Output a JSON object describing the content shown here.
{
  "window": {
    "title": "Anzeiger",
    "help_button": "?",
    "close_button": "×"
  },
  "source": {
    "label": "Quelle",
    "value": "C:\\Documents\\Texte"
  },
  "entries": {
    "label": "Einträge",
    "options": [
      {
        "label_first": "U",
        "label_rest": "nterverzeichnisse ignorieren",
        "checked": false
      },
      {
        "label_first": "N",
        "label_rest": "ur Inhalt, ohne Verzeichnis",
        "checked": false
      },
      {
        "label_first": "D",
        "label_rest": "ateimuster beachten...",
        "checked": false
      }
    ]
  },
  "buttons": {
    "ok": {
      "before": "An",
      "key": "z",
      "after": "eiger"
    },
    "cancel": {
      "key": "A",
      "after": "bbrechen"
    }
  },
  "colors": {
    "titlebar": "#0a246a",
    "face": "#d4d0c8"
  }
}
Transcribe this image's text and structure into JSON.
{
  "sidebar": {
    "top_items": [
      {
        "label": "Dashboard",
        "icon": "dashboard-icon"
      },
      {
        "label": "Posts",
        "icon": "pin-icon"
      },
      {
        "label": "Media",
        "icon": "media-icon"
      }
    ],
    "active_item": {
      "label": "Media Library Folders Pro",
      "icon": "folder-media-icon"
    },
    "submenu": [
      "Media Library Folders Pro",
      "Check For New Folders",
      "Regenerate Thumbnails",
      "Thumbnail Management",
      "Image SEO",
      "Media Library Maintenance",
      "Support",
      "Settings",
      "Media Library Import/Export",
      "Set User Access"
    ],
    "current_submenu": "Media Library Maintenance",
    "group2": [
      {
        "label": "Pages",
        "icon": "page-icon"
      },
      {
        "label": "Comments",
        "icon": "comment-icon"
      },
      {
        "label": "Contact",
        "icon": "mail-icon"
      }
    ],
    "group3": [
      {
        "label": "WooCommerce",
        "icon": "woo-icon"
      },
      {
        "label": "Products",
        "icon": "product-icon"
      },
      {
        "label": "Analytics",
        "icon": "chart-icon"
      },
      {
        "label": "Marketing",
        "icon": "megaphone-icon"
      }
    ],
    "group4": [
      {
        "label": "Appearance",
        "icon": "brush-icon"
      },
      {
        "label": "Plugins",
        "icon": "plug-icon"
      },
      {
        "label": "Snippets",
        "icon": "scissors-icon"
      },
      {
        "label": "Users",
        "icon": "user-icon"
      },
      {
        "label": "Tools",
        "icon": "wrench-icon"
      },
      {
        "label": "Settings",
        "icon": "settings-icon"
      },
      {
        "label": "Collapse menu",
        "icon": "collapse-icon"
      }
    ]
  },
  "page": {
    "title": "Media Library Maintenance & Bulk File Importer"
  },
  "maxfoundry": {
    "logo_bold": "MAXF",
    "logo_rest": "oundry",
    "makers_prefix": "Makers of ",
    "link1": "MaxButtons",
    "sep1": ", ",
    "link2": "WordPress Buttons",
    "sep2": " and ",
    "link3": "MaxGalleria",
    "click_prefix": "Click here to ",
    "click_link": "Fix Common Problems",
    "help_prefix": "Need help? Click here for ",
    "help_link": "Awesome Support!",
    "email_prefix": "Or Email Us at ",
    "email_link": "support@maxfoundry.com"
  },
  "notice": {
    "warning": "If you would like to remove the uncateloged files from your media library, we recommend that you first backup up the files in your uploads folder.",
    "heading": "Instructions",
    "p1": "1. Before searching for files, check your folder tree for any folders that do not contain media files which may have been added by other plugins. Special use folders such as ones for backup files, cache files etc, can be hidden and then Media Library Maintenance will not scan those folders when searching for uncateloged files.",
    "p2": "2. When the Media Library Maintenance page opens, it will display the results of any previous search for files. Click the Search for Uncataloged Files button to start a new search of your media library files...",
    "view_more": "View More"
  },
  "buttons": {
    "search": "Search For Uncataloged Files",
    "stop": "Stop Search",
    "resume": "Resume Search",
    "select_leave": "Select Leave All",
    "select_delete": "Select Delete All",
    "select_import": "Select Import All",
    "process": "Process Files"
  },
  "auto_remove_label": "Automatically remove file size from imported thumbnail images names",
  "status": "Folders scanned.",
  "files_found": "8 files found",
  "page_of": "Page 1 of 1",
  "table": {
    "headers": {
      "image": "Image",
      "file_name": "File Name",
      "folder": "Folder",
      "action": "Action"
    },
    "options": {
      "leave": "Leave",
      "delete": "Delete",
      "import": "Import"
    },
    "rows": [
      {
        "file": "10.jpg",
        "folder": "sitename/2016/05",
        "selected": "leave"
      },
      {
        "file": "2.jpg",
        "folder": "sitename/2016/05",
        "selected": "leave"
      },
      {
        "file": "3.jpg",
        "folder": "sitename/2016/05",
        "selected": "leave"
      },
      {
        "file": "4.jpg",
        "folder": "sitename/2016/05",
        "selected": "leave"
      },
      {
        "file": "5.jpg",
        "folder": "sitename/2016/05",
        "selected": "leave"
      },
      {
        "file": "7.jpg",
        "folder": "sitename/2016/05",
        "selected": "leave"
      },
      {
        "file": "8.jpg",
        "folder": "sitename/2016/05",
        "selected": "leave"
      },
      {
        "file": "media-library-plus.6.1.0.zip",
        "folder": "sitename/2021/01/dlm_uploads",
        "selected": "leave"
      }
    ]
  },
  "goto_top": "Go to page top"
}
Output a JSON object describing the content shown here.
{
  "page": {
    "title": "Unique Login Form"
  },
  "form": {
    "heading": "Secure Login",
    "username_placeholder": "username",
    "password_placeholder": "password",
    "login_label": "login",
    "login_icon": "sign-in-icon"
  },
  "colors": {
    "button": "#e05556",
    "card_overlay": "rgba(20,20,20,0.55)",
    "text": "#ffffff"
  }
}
★ ★ ★ ★ ★ ★ ★
Extract each line holding the string "from".

    "warning": "If you would like to remove the uncateloged files from your media library, we recommend that you first backup up the files in your uploads folder.",
  "auto_remove_label": "Automatically remove file size from imported thumbnail images names",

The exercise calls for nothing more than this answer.